Thirty MPH speed limits along claustrophobic residential side streets, thinned out further by rows of parked cars on either side. Perhaps unexpectedly affluent. Churches and a single primary school, miners’ cottages and semi-detached manors, public cemeteries, and private cemeteries, all with a view of the flat and meandering Loughor. The Pwll through my car windscreen is no doubt very different from the village where Gower grew up in the 60s.

It was in faraway Aberystwyth where he attended primary school, however, the first ever Welsh language primary school in the country. Understandably, it was here that a deep affinity for his nationality was nurtured, to the extent that he laments his unfortunate anglicised name as the only thing that disconnects him from his countrymen. But, beaming in his rugby pullover and explaining how he didn’t learn English until he was 8, it’s clear that if we could quantify ‘Welshness’, Gower would be very near the top of the list.

“I need to contribute to the Welsh language,” he explains, one of the few people who not only play a part in reviving and reclaiming the Welsh tongue but push it forward with a blossoming vocabulary and staunch dedication to our history.

DATA PROVIDED
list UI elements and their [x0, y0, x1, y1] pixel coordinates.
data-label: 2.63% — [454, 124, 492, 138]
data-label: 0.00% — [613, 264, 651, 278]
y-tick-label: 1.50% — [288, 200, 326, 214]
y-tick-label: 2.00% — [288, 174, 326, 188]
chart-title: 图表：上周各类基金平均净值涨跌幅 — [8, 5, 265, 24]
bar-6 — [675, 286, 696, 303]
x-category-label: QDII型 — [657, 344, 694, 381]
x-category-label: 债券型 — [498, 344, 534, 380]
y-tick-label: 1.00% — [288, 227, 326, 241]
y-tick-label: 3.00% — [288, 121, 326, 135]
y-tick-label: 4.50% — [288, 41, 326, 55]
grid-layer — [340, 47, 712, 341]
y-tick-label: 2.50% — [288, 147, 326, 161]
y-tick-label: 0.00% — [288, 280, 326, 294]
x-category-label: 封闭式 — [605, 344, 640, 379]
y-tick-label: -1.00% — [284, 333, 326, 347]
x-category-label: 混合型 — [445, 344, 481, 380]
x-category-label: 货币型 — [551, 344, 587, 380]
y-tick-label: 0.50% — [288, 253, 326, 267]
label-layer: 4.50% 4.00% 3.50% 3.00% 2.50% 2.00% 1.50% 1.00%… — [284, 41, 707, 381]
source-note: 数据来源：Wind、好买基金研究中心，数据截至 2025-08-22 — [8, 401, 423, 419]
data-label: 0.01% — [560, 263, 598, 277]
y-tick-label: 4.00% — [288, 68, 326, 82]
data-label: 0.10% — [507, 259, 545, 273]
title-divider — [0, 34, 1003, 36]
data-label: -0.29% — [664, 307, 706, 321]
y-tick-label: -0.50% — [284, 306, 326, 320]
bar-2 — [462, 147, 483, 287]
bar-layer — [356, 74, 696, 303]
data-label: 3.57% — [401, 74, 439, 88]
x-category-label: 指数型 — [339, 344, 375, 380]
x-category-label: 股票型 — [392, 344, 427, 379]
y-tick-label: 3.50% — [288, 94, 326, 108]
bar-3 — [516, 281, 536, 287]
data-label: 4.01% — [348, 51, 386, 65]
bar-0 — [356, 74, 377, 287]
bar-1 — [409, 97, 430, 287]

WHAT YOU NEED TO DO
In the piece about Gower, how old was he when he learned English?

SOLUTION TO THE PROBLEM
He didn't learn English until he was 8.